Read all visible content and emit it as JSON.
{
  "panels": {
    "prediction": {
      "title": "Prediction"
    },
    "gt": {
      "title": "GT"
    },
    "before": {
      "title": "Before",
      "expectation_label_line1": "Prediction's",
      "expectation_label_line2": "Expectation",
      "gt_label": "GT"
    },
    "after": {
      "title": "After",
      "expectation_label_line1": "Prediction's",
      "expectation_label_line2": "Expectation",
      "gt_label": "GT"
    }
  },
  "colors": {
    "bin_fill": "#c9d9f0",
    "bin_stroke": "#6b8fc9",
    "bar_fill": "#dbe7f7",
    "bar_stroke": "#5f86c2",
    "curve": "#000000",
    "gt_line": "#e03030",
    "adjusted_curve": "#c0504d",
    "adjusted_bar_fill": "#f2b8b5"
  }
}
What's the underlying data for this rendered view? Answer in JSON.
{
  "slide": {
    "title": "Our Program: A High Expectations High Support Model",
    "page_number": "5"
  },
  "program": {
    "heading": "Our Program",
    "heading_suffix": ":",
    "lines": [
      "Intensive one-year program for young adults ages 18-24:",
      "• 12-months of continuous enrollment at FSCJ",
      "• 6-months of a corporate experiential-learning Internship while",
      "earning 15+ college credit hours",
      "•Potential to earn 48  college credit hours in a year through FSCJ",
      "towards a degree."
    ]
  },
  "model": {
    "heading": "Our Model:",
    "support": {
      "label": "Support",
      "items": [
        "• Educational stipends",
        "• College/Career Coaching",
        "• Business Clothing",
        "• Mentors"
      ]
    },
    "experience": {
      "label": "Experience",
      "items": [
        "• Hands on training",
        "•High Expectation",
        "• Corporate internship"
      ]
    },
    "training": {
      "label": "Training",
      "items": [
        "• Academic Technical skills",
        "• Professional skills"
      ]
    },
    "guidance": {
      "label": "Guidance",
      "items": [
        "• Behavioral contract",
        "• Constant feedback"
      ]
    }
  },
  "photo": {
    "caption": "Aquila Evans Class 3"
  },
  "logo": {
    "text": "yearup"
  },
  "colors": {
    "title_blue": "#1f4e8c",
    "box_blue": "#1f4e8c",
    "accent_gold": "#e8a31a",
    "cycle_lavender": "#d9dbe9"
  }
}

SHORT TASK: Write all of the records out again exactly.

REPLY TO THE TASK:
Read all visible content and emit it as JSON.
{
  "panels": {
    "prediction": {
      "title": "Prediction"
    },
    "gt": {
      "title": "GT"
    },
    "before": {
      "title": "Before",
      "expectation_label_line1": "Prediction's",
      "expectation_label_line2": "Expectation",
      "gt_label": "GT"
    },
    "after": {
      "title": "After",
      "expectation_label_line1": "Prediction's",
      "expectation_label_line2": "Expectation",
      "gt_label": "GT"
    }
  },
  "colors": {
    "bin_fill": "#c9d9f0",
    "bin_stroke": "#6b8fc9",
    "bar_fill": "#dbe7f7",
    "bar_stroke": "#5f86c2",
    "curve": "#000000",
    "gt_line": "#e03030",
    "adjusted_curve": "#c0504d",
    "adjusted_bar_fill": "#f2b8b5"
  }
}
What's the underlying data for this rendered view? Answer in JSON.
{
  "slide": {
    "title": "Our Program: A High Expectations High Support Model",
    "page_number": "5"
  },
  "program": {
    "heading": "Our Program",
    "heading_suffix": ":",
    "lines": [
      "Intensive one-year program for young adults ages 18-24:",
      "• 12-months of continuous enrollment at FSCJ",
      "• 6-months of a corporate experiential-learning Internship while",
      "earning 15+ college credit hours",
      "•Potential to earn 48  college credit hours in a year through FSCJ",
      "towards a degree."
    ]
  },
  "model": {
    "heading": "Our Model:",
    "support": {
      "label": "Support",
      "items": [
        "• Educational stipends",
        "• College/Career Coaching",
        "• Business Clothing",
        "• Mentors"
      ]
    },
    "experience": {
      "label": "Experience",
      "items": [
        "• Hands on training",
        "•High Expectation",
        "• Corporate internship"
      ]
    },
    "training": {
      "label": "Training",
      "items": [
        "• Academic Technical skills",
        "• Professional skills"
      ]
    },
    "guidance": {
      "label": "Guidance",
      "items": [
        "• Behavioral contract",
        "• Constant feedback"
      ]
    }
  },
  "photo": {
    "caption": "Aquila Evans Class 3"
  },
  "logo": {
    "text": "yearup"
  },
  "colors": {
    "title_blue": "#1f4e8c",
    "box_blue": "#1f4e8c",
    "accent_gold": "#e8a31a",
    "cycle_lavender": "#d9dbe9"
  }
}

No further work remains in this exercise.